CONSIGNE DONNÉE A
Mettez à jour la partie des lignes fournies qui commence par la ligne contenant « legend-swatch-2 [340, 382, 350, 392] » et se termine à la dernière de ces lignes : remplacez « legend-box » par « legend-container » sans rien changer d'autre.

EXTRAIT DU TEXTE
————————

La prévention situationnelle du crime (PSC) regroupe un ensemble de mesures de prévention visant des formes très spécifiques de criminalité, impliquant la gestion, la conception ou la manipulation de l'environnement immédiat de manière systématique et permanente afin de réduire les opportunités criminelles et augmenter les risques perçus par les délinquants[1]. La prévention situationnelle cible l’intervention sur l’acte délinquant et les situations de la vie quotidienne dans lesquelles il se produit. Elle part du postulat que pour arriver à des résultats, une intervention préventive doit cibler des problèmes très spécifiques, des personnes ou des espaces bien délimités, plutôt que de procéder à des changements importants dans une société, une communauté, un quartier[2].


Trois perspectives théoriques en criminologie s'alignent sur les principes de la PSC : (1) la théorie de l'activité routinière (TAR)[3] dont le postulat explique comment de vastes changements sociétaux créent des opportunités de criminalité au niveau macro ; (2) la théorie des modèles de criminalité[4], qui s’appuie sur les influences environnementales pour expliquer comment les facteurs de voisinage influencent les opportunités de criminalité ; et (3) la perspective du choix rationnel[5, 6] qui opère au niveau micro et explique comment la prise de décision au niveau individuel est conditionnée par le quartier et les situations environnementales qui donnent lieu aux événements criminels.

————————

DONNÉES FOURNIES
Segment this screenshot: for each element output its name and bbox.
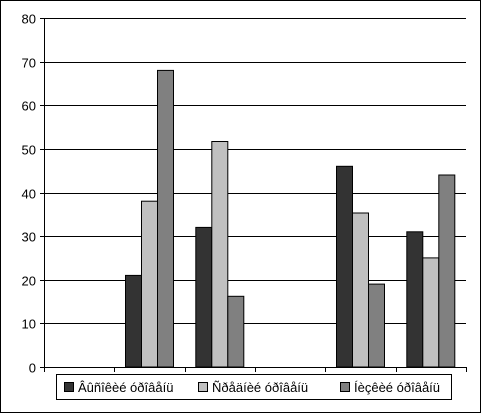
legend-swatch-2 [340, 382, 350, 392]
y-tick-label-40: 40 [22, 187, 36, 202]
bar-s0-c1 [125, 274, 142, 368]
y-tick-label-60: 60 [22, 99, 36, 114]
legend-box [56, 374, 452, 400]
legend-label-2: Íèçêèé óðîâåíü [354, 380, 440, 395]
bar-s0-c5 [406, 231, 424, 368]
legend-label-0: Âûñîêèé óðîâåíü [78, 380, 173, 395]
bar-s0-c4 [336, 165, 353, 368]
y-tick-label-50: 50 [22, 143, 36, 158]
bar-s2-c4 [368, 283, 385, 368]
bar-s2-c5 [438, 174, 456, 368]
y-tick-label-20: 20 [22, 274, 36, 289]
y-tick-label-10: 10 [22, 317, 36, 332]
y-tick-label-30: 30 [22, 230, 36, 245]
bar-s2-c2 [227, 295, 245, 368]
y-tick-label-0: 0 [29, 361, 36, 376]
bar-s2-c1 [157, 69, 174, 368]
y-tick-label-70: 70 [22, 56, 36, 71]
legend-swatch-1 [198, 382, 208, 392]
legend-swatch-0 [64, 382, 74, 392]
bar-s1-c4 [352, 212, 369, 368]
y-tick-label-80: 80 [22, 12, 36, 27]
bar-s1-c2 [211, 141, 229, 368]
legend-label-1: Ñðåäíèé óðîâåíü [212, 380, 308, 395]
bar-s1-c1 [141, 200, 158, 368]
bar-s0-c2 [195, 226, 213, 368]
bar-s1-c5 [422, 257, 440, 368]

————————

CONSIGNE DONNÉE B
D'après l'extrait sur la prévention situationnelle du crime, à quel niveau opère la perspective du choix rationnel ?

RÉPONSE FINALE A
legend-swatch-2 [340, 382, 350, 392]
y-tick-label-40: 40 [22, 187, 36, 202]
bar-s0-c1 [125, 274, 142, 368]
y-tick-label-60: 60 [22, 99, 36, 114]
legend-container [56, 374, 452, 400]
legend-label-2: Íèçêèé óðîâåíü [354, 380, 440, 395]
bar-s0-c5 [406, 231, 424, 368]
legend-label-0: Âûñîêèé óðîâåíü [78, 380, 173, 395]
bar-s0-c4 [336, 165, 353, 368]
y-tick-label-50: 50 [22, 143, 36, 158]
bar-s2-c4 [368, 283, 385, 368]
bar-s2-c5 [438, 174, 456, 368]
y-tick-label-20: 20 [22, 274, 36, 289]
y-tick-label-10: 10 [22, 317, 36, 332]
y-tick-label-30: 30 [22, 230, 36, 245]
bar-s2-c2 [227, 295, 245, 368]
y-tick-label-0: 0 [29, 361, 36, 376]
bar-s2-c1 [157, 69, 174, 368]
y-tick-label-70: 70 [22, 56, 36, 71]
legend-swatch-1 [198, 382, 208, 392]
legend-swatch-0 [64, 382, 74, 392]
bar-s1-c4 [352, 212, 369, 368]
y-tick-label-80: 80 [22, 12, 36, 27]
bar-s1-c2 [211, 141, 229, 368]
legend-label-1: Ñðåäíèé óðîâåíü [212, 380, 308, 395]
bar-s1-c1 [141, 200, 158, 368]
bar-s0-c2 [195, 226, 213, 368]
bar-s1-c5 [422, 257, 440, 368]

RÉPONSE FINALE B
Au niveau micro.